#### [JOB]
Transcribe each record below word for word.

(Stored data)
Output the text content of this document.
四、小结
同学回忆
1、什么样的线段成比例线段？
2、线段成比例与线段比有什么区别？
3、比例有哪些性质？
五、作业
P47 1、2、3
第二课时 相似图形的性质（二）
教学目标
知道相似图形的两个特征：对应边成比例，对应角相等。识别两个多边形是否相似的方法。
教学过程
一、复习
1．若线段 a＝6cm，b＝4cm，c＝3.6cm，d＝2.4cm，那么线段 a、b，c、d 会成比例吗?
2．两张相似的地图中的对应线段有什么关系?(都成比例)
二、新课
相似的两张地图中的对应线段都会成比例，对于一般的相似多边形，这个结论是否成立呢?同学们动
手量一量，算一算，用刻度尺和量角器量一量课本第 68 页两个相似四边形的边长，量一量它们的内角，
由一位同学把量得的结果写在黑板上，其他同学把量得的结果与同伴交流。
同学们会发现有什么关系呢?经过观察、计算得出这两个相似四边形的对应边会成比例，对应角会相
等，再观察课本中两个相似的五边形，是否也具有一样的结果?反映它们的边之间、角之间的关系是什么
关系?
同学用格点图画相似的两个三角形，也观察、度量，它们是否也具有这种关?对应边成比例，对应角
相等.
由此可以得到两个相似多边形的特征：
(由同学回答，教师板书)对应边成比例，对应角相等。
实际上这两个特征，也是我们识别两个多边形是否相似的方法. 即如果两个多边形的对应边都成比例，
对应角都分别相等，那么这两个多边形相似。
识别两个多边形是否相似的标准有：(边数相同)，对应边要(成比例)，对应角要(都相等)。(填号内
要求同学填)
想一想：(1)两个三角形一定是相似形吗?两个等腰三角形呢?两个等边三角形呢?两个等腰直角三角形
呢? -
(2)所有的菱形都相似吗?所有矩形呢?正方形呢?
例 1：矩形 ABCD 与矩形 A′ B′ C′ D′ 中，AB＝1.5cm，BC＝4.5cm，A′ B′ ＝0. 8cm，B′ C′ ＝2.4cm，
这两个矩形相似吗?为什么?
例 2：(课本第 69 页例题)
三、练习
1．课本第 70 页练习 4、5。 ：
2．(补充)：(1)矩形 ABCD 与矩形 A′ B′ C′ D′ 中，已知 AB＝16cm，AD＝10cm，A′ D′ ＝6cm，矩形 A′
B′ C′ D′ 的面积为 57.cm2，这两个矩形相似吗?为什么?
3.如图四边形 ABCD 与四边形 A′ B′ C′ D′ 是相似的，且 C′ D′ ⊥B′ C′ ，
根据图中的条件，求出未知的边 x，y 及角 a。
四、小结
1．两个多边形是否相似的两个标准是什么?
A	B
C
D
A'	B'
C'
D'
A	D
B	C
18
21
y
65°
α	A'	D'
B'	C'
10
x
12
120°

#### [FINISHED TASK]
Output the text content of this document.
四、小结
同学回忆
1、什么样的线段成比例线段？
2、线段成比例与线段比有什么区别？
3、比例有哪些性质？
五、作业
P47 1、2、3
第二课时 相似图形的性质（二）
教学目标
知道相似图形的两个特征：对应边成比例，对应角相等。识别两个多边形是否相似的方法。
教学过程
一、复习
1．若线段 a＝6cm，b＝4cm，c＝3.6cm，d＝2.4cm，那么线段 a、b，c、d 会成比例吗?
2．两张相似的地图中的对应线段有什么关系?(都成比例)
二、新课
相似的两张地图中的对应线段都会成比例，对于一般的相似多边形，这个结论是否成立呢?同学们动
手量一量，算一算，用刻度尺和量角器量一量课本第 68 页两个相似四边形的边长，量一量它们的内角，
由一位同学把量得的结果写在黑板上，其他同学把量得的结果与同伴交流。
同学们会发现有什么关系呢?经过观察、计算得出这两个相似四边形的对应边会成比例，对应角会相
等，再观察课本中两个相似的五边形，是否也具有一样的结果?反映它们的边之间、角之间的关系是什么
关系?
同学用格点图画相似的两个三角形，也观察、度量，它们是否也具有这种关?对应边成比例，对应角
相等.
由此可以得到两个相似多边形的特征：
(由同学回答，教师板书)对应边成比例，对应角相等。
实际上这两个特征，也是我们识别两个多边形是否相似的方法. 即如果两个多边形的对应边都成比例，
对应角都分别相等，那么这两个多边形相似。
识别两个多边形是否相似的标准有：(边数相同)，对应边要(成比例)，对应角要(都相等)。(填号内
要求同学填)
想一想：(1)两个三角形一定是相似形吗?两个等腰三角形呢?两个等边三角形呢?两个等腰直角三角形
呢? -
(2)所有的菱形都相似吗?所有矩形呢?正方形呢?
例 1：矩形 ABCD 与矩形 A′ B′ C′ D′ 中，AB＝1.5cm，BC＝4.5cm，A′ B′ ＝0. 8cm，B′ C′ ＝2.4cm，
这两个矩形相似吗?为什么?
例 2：(课本第 69 页例题)
三、练习
1．课本第 70 页练习 4、5。 ：
2．(补充)：(1)矩形 ABCD 与矩形 A′ B′ C′ D′ 中，已知 AB＝16cm，AD＝10cm，A′ D′ ＝6cm，矩形 A′
B′ C′ D′ 的面积为 57.cm2，这两个矩形相似吗?为什么?
3.如图四边形 ABCD 与四边形 A′ B′ C′ D′ 是相似的，且 C′ D′ ⊥B′ C′ ，
根据图中的条件，求出未知的边 x，y 及角 a。
四、小结
1．两个多边形是否相似的两个标准是什么?
A	B
C
D
A'	B'
C'
D'
A	D
B	C
18
21
y
65°
α	A'	D'
B'	C'
10
x
12
120°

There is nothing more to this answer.